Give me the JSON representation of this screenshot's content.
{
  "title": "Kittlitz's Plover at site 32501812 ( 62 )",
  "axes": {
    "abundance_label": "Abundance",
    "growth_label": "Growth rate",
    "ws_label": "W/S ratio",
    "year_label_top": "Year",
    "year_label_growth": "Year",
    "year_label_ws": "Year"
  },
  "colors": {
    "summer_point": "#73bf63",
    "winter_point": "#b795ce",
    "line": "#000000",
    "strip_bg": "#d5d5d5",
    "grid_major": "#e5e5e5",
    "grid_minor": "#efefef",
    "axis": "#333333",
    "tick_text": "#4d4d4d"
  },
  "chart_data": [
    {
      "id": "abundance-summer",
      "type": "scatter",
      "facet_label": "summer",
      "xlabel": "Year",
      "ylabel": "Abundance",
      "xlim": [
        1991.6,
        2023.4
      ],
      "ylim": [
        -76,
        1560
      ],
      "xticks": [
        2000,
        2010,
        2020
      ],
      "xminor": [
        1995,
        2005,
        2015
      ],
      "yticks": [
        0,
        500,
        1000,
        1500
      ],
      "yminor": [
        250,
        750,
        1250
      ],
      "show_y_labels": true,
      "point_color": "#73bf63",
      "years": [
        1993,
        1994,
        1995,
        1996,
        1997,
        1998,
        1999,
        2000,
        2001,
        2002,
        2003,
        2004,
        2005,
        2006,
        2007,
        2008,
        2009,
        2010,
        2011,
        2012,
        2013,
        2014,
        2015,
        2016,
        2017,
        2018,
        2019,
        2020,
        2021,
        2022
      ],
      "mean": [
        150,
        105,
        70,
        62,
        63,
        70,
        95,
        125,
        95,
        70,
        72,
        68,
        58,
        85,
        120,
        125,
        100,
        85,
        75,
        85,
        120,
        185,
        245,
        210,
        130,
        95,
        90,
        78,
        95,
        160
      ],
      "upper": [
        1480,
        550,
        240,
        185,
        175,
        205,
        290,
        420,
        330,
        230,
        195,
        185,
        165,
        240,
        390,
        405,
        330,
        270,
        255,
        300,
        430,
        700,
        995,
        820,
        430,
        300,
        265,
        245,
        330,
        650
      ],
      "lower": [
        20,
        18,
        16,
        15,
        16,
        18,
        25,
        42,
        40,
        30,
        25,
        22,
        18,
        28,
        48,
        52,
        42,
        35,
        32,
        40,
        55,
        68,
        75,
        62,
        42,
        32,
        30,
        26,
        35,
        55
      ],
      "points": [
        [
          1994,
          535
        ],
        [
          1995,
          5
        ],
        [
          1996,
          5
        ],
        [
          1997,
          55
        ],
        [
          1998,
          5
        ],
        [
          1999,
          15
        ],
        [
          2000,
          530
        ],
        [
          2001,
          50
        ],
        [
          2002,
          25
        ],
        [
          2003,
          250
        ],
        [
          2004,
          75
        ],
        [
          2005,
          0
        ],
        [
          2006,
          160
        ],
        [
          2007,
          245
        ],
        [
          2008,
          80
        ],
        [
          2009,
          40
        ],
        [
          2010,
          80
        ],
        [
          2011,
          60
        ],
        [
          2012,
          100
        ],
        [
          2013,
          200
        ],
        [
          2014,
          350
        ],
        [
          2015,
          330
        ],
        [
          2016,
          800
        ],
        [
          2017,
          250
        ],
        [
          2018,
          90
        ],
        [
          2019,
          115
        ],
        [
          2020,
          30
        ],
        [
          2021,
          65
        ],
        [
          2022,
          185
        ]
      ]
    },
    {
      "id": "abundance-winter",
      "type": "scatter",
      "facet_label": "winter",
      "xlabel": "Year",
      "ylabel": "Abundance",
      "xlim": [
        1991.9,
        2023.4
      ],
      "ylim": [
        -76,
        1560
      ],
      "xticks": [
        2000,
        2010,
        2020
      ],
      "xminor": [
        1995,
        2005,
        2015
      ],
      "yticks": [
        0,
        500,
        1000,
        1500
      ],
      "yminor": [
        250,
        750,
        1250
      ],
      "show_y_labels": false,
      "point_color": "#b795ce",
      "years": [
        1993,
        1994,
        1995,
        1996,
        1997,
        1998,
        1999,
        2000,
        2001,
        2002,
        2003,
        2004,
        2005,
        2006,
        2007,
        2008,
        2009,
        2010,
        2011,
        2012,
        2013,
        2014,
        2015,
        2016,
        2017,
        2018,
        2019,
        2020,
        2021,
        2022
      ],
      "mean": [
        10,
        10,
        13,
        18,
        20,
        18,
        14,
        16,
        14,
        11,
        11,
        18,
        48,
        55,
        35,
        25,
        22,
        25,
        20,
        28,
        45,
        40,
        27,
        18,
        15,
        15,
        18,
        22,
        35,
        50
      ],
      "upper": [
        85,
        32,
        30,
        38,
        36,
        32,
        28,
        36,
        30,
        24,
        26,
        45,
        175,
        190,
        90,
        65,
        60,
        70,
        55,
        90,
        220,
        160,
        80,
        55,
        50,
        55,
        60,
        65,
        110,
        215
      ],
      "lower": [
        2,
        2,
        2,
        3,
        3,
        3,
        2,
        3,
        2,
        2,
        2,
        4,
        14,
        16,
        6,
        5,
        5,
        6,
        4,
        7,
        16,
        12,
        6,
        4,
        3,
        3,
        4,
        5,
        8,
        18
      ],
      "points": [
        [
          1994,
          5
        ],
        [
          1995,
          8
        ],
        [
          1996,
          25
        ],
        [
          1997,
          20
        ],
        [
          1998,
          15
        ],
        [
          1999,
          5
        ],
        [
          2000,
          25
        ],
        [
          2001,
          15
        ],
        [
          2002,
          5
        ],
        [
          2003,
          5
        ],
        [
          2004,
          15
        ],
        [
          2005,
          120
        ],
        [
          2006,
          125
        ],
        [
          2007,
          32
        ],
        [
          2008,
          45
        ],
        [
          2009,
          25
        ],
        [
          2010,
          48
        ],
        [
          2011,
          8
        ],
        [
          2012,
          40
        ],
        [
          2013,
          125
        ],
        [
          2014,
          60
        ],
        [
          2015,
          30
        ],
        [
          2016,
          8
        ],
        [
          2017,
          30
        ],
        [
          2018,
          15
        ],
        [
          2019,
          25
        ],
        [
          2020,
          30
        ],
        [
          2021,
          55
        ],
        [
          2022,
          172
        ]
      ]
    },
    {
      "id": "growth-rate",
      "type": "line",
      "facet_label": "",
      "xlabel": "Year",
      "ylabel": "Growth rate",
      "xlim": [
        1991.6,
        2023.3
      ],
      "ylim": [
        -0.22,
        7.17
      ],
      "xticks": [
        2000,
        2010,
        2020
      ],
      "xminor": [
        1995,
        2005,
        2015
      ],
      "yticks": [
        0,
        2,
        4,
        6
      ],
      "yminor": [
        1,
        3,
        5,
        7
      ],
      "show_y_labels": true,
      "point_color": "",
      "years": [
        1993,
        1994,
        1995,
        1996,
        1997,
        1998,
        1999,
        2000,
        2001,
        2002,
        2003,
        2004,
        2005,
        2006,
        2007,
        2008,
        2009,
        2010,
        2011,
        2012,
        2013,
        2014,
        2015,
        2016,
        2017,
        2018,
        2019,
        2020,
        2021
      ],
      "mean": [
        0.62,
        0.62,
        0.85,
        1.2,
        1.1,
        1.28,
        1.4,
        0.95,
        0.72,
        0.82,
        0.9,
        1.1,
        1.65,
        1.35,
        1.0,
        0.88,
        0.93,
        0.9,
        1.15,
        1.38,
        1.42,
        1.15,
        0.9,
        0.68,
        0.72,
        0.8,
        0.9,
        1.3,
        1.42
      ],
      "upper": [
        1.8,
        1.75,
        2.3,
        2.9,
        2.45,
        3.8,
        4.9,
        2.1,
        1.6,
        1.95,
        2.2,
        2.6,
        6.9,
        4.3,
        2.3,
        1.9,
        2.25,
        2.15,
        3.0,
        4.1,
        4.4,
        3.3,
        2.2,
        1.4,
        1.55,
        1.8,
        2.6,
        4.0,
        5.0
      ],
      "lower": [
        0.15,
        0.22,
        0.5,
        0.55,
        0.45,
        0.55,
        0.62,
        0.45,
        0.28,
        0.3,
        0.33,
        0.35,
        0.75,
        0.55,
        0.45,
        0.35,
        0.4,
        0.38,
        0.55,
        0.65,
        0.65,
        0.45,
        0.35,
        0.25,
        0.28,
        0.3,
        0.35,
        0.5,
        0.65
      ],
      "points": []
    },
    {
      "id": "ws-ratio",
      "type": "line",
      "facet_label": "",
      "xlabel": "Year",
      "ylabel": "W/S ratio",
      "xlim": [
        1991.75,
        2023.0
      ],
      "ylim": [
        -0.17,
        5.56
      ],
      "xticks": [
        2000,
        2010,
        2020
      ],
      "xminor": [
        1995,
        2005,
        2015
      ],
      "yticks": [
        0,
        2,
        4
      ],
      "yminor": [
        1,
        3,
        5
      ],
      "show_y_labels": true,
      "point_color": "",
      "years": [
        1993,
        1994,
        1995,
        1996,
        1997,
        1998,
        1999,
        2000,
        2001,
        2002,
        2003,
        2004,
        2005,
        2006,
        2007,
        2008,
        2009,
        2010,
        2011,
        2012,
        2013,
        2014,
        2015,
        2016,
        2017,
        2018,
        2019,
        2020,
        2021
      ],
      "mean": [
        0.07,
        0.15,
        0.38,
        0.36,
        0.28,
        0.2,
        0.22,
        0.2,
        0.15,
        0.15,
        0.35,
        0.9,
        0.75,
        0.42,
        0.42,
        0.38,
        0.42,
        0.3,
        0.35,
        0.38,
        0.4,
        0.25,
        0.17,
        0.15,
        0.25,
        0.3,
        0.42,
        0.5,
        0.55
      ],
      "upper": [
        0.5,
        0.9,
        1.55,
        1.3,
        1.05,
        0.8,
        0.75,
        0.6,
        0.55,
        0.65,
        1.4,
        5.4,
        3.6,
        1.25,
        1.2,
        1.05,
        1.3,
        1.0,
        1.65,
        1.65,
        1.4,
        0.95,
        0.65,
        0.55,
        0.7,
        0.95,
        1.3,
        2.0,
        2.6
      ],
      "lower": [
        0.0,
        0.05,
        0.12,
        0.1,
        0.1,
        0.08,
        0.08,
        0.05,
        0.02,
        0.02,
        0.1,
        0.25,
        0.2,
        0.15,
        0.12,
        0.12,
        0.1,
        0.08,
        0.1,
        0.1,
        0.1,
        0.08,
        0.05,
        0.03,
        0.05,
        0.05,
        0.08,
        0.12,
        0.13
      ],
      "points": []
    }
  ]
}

◆ Do this ◆
Extract from the data every line where "ylabel" shows up.

◆ Exercise answer ◆
      "ylabel": "Abundance",
      "ylabel": "Abundance",
      "ylabel": "Growth rate",
      "ylabel": "W/S ratio",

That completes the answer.